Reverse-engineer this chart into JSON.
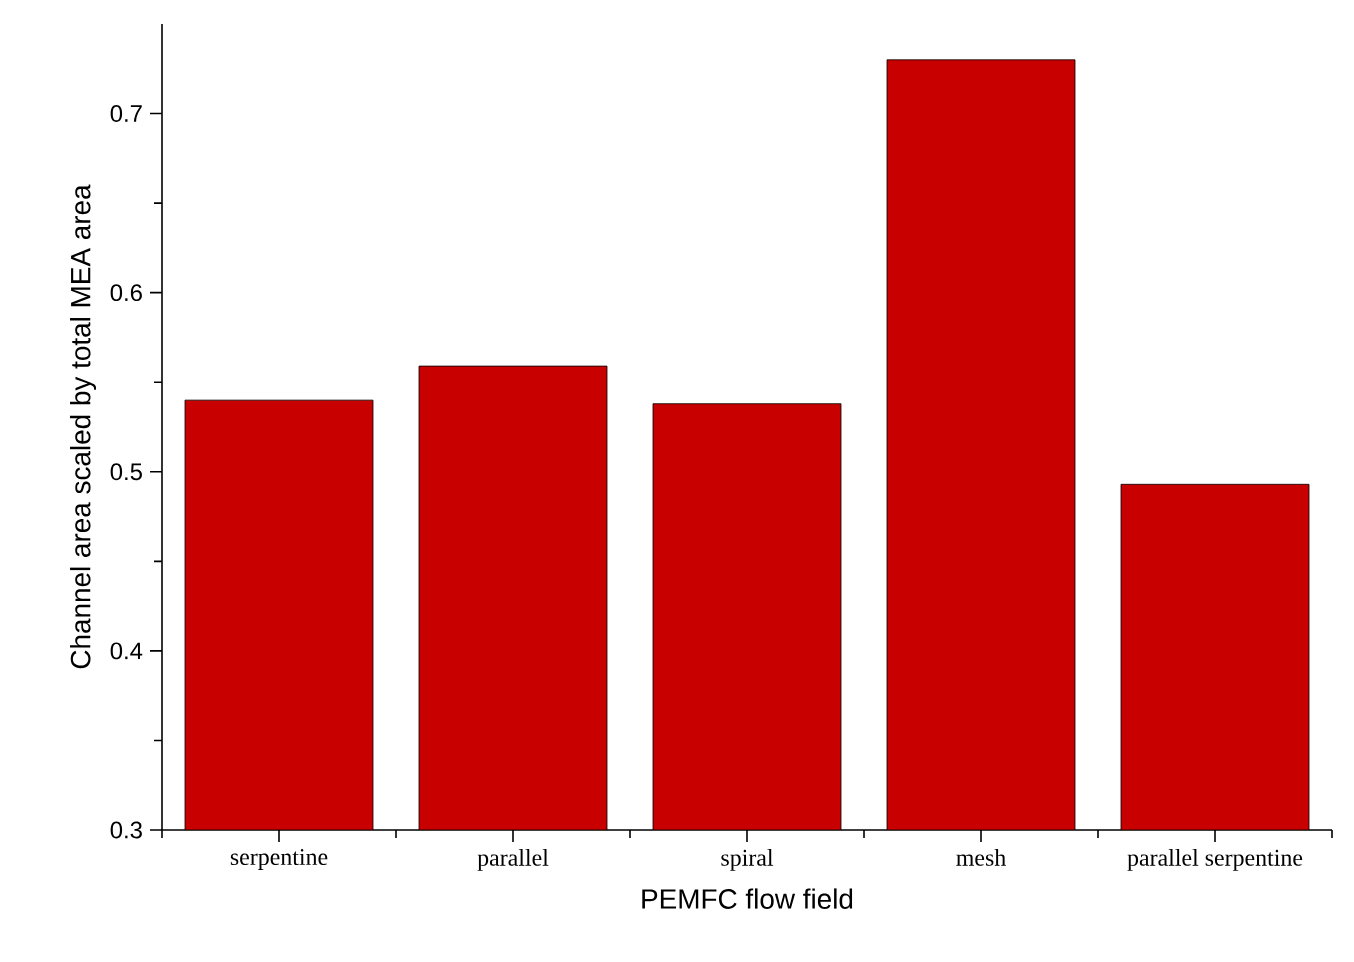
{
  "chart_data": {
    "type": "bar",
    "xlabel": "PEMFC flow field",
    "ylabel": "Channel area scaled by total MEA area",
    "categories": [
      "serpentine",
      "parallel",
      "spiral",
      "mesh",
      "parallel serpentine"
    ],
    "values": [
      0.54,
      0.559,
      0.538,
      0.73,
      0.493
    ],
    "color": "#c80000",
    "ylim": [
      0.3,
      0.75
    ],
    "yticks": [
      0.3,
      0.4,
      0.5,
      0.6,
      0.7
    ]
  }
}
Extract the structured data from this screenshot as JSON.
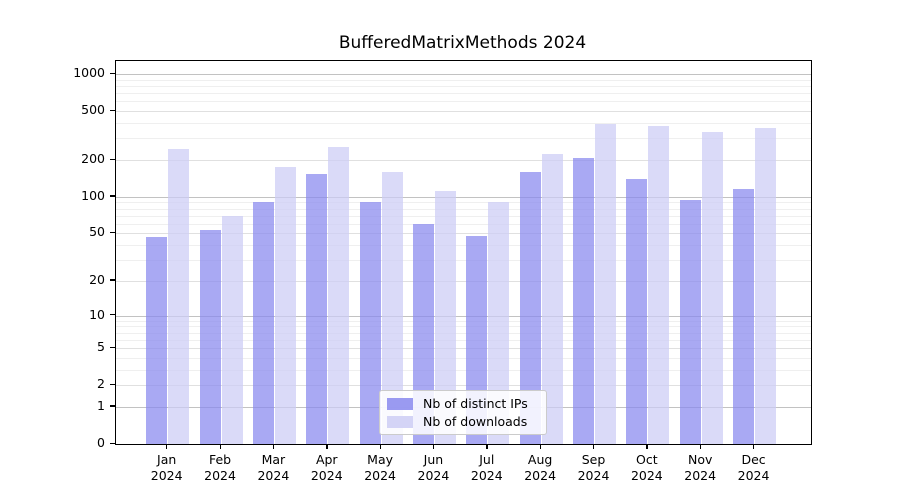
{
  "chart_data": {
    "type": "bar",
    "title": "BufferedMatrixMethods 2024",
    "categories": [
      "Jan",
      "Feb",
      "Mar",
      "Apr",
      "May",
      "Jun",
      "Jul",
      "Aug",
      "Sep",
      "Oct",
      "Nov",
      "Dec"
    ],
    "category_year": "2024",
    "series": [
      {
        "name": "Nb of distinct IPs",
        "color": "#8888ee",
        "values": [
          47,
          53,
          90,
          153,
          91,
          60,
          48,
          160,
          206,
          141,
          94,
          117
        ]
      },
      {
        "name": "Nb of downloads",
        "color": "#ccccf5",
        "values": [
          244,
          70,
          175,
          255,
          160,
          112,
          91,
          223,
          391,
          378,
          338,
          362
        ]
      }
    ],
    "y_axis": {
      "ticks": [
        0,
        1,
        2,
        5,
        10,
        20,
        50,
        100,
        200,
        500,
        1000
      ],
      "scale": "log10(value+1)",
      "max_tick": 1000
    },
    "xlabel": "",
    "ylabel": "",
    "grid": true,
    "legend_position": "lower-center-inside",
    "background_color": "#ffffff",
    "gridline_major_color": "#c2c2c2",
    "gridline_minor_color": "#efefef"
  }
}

== DIRECTIONS ==
Every entry above should be duplicated exactly. Do not include the images.

== RESPONSE TO THE TASK ==
Reverse-engineer this chart into JSON.
{
  "chart_data": {
    "type": "bar",
    "xlabel": "PEMFC flow field",
    "ylabel": "Channel area scaled by total MEA area",
    "categories": [
      "serpentine",
      "parallel",
      "spiral",
      "mesh",
      "parallel serpentine"
    ],
    "values": [
      0.54,
      0.559,
      0.538,
      0.73,
      0.493
    ],
    "color": "#c80000",
    "ylim": [
      0.3,
      0.75
    ],
    "yticks": [
      0.3,
      0.4,
      0.5,
      0.6,
      0.7
    ]
  }
}
Extract the structured data from this screenshot as JSON.
{
  "chart_data": {
    "type": "bar",
    "title": "BufferedMatrixMethods 2024",
    "categories": [
      "Jan",
      "Feb",
      "Mar",
      "Apr",
      "May",
      "Jun",
      "Jul",
      "Aug",
      "Sep",
      "Oct",
      "Nov",
      "Dec"
    ],
    "category_year": "2024",
    "series": [
      {
        "name": "Nb of distinct IPs",
        "color": "#8888ee",
        "values": [
          47,
          53,
          90,
          153,
          91,
          60,
          48,
          160,
          206,
          141,
          94,
          117
        ]
      },
      {
        "name": "Nb of downloads",
        "color": "#ccccf5",
        "values": [
          244,
          70,
          175,
          255,
          160,
          112,
          91,
          223,
          391,
          378,
          338,
          362
        ]
      }
    ],
    "y_axis": {
      "ticks": [
        0,
        1,
        2,
        5,
        10,
        20,
        50,
        100,
        200,
        500,
        1000
      ],
      "scale": "log10(value+1)",
      "max_tick": 1000
    },
    "xlabel": "",
    "ylabel": "",
    "grid": true,
    "legend_position": "lower-center-inside",
    "background_color": "#ffffff",
    "gridline_major_color": "#c2c2c2",
    "gridline_minor_color": "#efefef"
  }
}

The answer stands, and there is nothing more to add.